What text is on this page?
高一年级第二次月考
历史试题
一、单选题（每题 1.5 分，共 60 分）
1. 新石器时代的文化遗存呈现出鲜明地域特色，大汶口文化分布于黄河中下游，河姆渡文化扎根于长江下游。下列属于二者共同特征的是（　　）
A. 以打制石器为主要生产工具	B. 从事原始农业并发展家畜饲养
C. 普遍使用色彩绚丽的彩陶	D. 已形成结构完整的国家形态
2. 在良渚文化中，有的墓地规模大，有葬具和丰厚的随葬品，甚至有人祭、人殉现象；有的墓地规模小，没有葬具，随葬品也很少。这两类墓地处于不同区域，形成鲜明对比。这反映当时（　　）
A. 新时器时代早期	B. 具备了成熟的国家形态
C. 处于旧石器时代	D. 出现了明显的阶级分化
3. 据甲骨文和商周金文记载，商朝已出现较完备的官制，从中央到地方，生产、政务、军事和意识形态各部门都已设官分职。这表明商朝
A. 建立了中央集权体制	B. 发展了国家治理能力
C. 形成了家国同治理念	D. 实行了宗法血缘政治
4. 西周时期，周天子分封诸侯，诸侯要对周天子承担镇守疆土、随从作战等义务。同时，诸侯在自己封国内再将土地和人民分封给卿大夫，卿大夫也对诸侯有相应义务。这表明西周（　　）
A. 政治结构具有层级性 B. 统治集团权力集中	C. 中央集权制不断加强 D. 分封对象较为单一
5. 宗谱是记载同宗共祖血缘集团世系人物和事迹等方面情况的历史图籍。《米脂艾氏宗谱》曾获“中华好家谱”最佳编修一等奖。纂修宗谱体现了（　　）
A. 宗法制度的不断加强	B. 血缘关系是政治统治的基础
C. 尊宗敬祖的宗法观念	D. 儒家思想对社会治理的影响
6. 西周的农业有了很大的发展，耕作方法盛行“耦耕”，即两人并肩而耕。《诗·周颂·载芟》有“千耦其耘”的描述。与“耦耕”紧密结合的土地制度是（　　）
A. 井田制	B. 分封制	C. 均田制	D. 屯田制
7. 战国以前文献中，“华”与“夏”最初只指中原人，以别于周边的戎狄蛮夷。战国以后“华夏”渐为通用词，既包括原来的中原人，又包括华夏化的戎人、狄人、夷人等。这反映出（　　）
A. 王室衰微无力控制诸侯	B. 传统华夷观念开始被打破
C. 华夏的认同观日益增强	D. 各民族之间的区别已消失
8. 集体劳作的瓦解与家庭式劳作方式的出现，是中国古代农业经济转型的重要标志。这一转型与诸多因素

○ ○ ○ ○ ○

Requirements >>
Transcribe each record exactly. Leave nothing out.

Expected output >>
What text is on this page?
高一年级第二次月考
历史试题
一、单选题（每题 1.5 分，共 60 分）
1. 新石器时代的文化遗存呈现出鲜明地域特色，大汶口文化分布于黄河中下游，河姆渡文化扎根于长江下游。下列属于二者共同特征的是（　　）
A. 以打制石器为主要生产工具	B. 从事原始农业并发展家畜饲养
C. 普遍使用色彩绚丽的彩陶	D. 已形成结构完整的国家形态
2. 在良渚文化中，有的墓地规模大，有葬具和丰厚的随葬品，甚至有人祭、人殉现象；有的墓地规模小，没有葬具，随葬品也很少。这两类墓地处于不同区域，形成鲜明对比。这反映当时（　　）
A. 新时器时代早期	B. 具备了成熟的国家形态
C. 处于旧石器时代	D. 出现了明显的阶级分化
3. 据甲骨文和商周金文记载，商朝已出现较完备的官制，从中央到地方，生产、政务、军事和意识形态各部门都已设官分职。这表明商朝
A. 建立了中央集权体制	B. 发展了国家治理能力
C. 形成了家国同治理念	D. 实行了宗法血缘政治
4. 西周时期，周天子分封诸侯，诸侯要对周天子承担镇守疆土、随从作战等义务。同时，诸侯在自己封国内再将土地和人民分封给卿大夫，卿大夫也对诸侯有相应义务。这表明西周（　　）
A. 政治结构具有层级性 B. 统治集团权力集中	C. 中央集权制不断加强 D. 分封对象较为单一
5. 宗谱是记载同宗共祖血缘集团世系人物和事迹等方面情况的历史图籍。《米脂艾氏宗谱》曾获“中华好家谱”最佳编修一等奖。纂修宗谱体现了（　　）
A. 宗法制度的不断加强	B. 血缘关系是政治统治的基础
C. 尊宗敬祖的宗法观念	D. 儒家思想对社会治理的影响
6. 西周的农业有了很大的发展，耕作方法盛行“耦耕”，即两人并肩而耕。《诗·周颂·载芟》有“千耦其耘”的描述。与“耦耕”紧密结合的土地制度是（　　）
A. 井田制	B. 分封制	C. 均田制	D. 屯田制
7. 战国以前文献中，“华”与“夏”最初只指中原人，以别于周边的戎狄蛮夷。战国以后“华夏”渐为通用词，既包括原来的中原人，又包括华夏化的戎人、狄人、夷人等。这反映出（　　）
A. 王室衰微无力控制诸侯	B. 传统华夷观念开始被打破
C. 华夏的认同观日益增强	D. 各民族之间的区别已消失
8. 集体劳作的瓦解与家庭式劳作方式的出现，是中国古代农业经济转型的重要标志。这一转型与诸多因素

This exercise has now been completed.